- [Task goal] Report, as a bare number, how many lines contain the string "this".

[Items from a data source]
----------------
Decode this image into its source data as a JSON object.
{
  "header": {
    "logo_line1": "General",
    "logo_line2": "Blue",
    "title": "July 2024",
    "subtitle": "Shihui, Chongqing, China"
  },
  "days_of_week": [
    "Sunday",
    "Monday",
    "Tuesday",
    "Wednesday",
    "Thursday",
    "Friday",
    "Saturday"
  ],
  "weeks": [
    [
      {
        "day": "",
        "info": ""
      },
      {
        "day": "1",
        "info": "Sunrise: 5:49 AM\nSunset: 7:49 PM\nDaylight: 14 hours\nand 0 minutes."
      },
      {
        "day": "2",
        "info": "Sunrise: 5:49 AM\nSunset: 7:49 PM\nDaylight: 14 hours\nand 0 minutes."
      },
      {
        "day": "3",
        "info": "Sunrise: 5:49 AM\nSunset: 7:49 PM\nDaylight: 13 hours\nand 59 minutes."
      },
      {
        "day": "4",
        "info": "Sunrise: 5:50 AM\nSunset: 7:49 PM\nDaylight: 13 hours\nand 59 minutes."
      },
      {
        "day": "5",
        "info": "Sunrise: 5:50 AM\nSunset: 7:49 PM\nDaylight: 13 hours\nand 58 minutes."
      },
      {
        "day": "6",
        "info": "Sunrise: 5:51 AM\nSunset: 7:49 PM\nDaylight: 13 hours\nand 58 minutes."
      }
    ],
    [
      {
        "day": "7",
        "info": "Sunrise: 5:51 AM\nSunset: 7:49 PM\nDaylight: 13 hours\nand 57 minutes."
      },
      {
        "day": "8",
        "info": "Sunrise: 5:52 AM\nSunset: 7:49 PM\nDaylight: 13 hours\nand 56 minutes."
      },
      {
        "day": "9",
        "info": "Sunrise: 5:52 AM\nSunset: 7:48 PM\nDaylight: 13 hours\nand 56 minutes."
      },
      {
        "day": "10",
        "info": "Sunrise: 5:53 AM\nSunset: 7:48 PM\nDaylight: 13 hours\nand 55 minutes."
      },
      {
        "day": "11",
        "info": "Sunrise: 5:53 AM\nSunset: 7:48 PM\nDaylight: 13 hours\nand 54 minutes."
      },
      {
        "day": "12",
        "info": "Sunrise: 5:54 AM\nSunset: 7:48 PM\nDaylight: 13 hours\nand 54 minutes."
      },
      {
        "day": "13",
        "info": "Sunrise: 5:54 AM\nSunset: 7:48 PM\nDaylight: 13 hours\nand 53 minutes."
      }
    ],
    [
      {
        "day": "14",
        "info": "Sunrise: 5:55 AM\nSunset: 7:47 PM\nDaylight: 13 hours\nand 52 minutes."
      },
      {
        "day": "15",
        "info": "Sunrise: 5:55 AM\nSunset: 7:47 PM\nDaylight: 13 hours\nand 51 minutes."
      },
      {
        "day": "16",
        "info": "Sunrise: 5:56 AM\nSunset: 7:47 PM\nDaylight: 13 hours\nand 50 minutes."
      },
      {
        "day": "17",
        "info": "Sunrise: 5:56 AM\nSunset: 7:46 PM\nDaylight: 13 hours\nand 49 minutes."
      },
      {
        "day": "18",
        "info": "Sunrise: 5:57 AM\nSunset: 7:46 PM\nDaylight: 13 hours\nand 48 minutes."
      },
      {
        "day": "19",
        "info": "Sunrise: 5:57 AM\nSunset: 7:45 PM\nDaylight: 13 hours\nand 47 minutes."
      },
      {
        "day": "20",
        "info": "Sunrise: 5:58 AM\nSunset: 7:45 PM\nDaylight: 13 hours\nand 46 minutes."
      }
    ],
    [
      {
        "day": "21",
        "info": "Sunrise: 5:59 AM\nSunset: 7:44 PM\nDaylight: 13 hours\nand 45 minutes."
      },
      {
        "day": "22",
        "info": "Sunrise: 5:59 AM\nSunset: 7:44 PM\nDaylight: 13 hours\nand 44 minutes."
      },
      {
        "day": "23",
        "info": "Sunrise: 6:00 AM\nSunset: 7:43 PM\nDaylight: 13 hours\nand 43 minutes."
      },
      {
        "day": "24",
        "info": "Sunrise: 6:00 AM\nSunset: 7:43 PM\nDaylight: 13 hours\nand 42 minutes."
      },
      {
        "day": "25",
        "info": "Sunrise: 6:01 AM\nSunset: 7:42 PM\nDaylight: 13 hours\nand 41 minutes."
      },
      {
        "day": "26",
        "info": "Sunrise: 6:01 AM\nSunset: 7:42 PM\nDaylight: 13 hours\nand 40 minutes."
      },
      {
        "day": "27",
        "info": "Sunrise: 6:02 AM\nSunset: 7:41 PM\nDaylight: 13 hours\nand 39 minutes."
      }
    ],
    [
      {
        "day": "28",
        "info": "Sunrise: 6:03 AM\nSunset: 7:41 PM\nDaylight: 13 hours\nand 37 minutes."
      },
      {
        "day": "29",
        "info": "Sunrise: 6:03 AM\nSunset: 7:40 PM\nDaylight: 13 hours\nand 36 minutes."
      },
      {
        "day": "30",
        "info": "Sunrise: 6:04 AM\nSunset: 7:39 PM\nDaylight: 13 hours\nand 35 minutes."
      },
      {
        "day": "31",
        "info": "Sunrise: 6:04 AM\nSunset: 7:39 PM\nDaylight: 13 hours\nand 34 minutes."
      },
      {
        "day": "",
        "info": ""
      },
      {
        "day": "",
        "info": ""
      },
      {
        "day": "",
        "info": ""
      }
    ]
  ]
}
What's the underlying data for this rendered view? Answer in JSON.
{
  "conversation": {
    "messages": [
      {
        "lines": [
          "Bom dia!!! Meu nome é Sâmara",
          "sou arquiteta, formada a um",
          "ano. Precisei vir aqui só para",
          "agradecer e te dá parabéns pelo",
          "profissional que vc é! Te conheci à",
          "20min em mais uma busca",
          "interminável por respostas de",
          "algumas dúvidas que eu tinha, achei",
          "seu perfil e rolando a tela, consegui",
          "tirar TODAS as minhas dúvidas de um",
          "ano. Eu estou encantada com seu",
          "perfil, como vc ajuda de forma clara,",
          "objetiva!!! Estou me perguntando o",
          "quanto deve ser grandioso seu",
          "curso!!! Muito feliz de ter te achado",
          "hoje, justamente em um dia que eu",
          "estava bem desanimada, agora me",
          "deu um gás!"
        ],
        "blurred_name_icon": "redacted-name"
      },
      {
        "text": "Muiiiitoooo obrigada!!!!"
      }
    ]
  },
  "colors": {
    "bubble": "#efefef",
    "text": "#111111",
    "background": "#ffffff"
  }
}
----------------
- [Exercise solution] 2